### Do this
All of the material below is to be repeated exactly.

### Material for this task
- - -
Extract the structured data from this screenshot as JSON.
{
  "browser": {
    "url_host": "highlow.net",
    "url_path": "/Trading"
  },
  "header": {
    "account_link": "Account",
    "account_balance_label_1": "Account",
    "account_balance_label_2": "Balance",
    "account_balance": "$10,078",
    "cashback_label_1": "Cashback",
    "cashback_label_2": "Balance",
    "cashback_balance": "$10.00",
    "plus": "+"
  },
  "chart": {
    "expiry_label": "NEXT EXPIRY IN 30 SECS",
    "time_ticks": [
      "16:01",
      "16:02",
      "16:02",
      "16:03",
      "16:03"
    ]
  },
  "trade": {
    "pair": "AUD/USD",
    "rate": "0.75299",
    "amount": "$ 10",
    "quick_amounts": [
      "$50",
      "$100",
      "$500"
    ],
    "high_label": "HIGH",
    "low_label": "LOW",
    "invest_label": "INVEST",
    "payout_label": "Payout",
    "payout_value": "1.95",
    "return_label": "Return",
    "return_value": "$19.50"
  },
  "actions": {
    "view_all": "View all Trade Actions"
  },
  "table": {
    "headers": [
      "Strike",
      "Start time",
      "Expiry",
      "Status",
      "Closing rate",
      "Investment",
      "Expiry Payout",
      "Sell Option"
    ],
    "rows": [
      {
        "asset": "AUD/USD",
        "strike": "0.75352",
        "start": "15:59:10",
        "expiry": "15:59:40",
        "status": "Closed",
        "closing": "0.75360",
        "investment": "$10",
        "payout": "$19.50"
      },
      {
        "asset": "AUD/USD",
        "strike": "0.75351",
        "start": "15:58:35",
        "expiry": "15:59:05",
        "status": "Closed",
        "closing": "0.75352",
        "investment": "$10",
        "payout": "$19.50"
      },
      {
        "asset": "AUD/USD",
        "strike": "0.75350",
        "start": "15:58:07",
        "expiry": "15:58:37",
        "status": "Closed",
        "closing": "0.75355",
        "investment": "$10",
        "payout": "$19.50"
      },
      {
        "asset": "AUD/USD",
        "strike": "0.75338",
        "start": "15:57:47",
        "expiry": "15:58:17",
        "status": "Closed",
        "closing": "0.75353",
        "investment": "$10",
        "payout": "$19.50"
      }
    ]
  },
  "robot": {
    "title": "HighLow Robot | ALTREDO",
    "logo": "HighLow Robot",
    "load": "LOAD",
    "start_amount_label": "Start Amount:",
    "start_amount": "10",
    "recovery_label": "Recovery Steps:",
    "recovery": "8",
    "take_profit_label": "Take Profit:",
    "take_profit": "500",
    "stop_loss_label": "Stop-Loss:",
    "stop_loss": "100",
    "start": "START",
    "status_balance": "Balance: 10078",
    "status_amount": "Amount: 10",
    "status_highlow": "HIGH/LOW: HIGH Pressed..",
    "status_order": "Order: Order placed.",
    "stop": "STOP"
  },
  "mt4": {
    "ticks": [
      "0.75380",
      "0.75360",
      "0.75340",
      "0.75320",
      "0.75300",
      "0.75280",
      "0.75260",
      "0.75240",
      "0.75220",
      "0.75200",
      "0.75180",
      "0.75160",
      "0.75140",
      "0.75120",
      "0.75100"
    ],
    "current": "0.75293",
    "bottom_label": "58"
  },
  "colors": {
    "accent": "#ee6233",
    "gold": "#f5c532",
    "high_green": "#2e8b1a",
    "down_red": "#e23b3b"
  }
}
- - -
### Full solution
Extract the structured data from this screenshot as JSON.
{
  "browser": {
    "url_host": "highlow.net",
    "url_path": "/Trading"
  },
  "header": {
    "account_link": "Account",
    "account_balance_label_1": "Account",
    "account_balance_label_2": "Balance",
    "account_balance": "$10,078",
    "cashback_label_1": "Cashback",
    "cashback_label_2": "Balance",
    "cashback_balance": "$10.00",
    "plus": "+"
  },
  "chart": {
    "expiry_label": "NEXT EXPIRY IN 30 SECS",
    "time_ticks": [
      "16:01",
      "16:02",
      "16:02",
      "16:03",
      "16:03"
    ]
  },
  "trade": {
    "pair": "AUD/USD",
    "rate": "0.75299",
    "amount": "$ 10",
    "quick_amounts": [
      "$50",
      "$100",
      "$500"
    ],
    "high_label": "HIGH",
    "low_label": "LOW",
    "invest_label": "INVEST",
    "payout_label": "Payout",
    "payout_value": "1.95",
    "return_label": "Return",
    "return_value": "$19.50"
  },
  "actions": {
    "view_all": "View all Trade Actions"
  },
  "table": {
    "headers": [
      "Strike",
      "Start time",
      "Expiry",
      "Status",
      "Closing rate",
      "Investment",
      "Expiry Payout",
      "Sell Option"
    ],
    "rows": [
      {
        "asset": "AUD/USD",
        "strike": "0.75352",
        "start": "15:59:10",
        "expiry": "15:59:40",
        "status": "Closed",
        "closing": "0.75360",
        "investment": "$10",
        "payout": "$19.50"
      },
      {
        "asset": "AUD/USD",
        "strike": "0.75351",
        "start": "15:58:35",
        "expiry": "15:59:05",
        "status": "Closed",
        "closing": "0.75352",
        "investment": "$10",
        "payout": "$19.50"
      },
      {
        "asset": "AUD/USD",
        "strike": "0.75350",
        "start": "15:58:07",
        "expiry": "15:58:37",
        "status": "Closed",
        "closing": "0.75355",
        "investment": "$10",
        "payout": "$19.50"
      },
      {
        "asset": "AUD/USD",
        "strike": "0.75338",
        "start": "15:57:47",
        "expiry": "15:58:17",
        "status": "Closed",
        "closing": "0.75353",
        "investment": "$10",
        "payout": "$19.50"
      }
    ]
  },
  "robot": {
    "title": "HighLow Robot | ALTREDO",
    "logo": "HighLow Robot",
    "load": "LOAD",
    "start_amount_label": "Start Amount:",
    "start_amount": "10",
    "recovery_label": "Recovery Steps:",
    "recovery": "8",
    "take_profit_label": "Take Profit:",
    "take_profit": "500",
    "stop_loss_label": "Stop-Loss:",
    "stop_loss": "100",
    "start": "START",
    "status_balance": "Balance: 10078",
    "status_amount": "Amount: 10",
    "status_highlow": "HIGH/LOW: HIGH Pressed..",
    "status_order": "Order: Order placed.",
    "stop": "STOP"
  },
  "mt4": {
    "ticks": [
      "0.75380",
      "0.75360",
      "0.75340",
      "0.75320",
      "0.75300",
      "0.75280",
      "0.75260",
      "0.75240",
      "0.75220",
      "0.75200",
      "0.75180",
      "0.75160",
      "0.75140",
      "0.75120",
      "0.75100"
    ],
    "current": "0.75293",
    "bottom_label": "58"
  },
  "colors": {
    "accent": "#ee6233",
    "gold": "#f5c532",
    "high_green": "#2e8b1a",
    "down_red": "#e23b3b"
  }
}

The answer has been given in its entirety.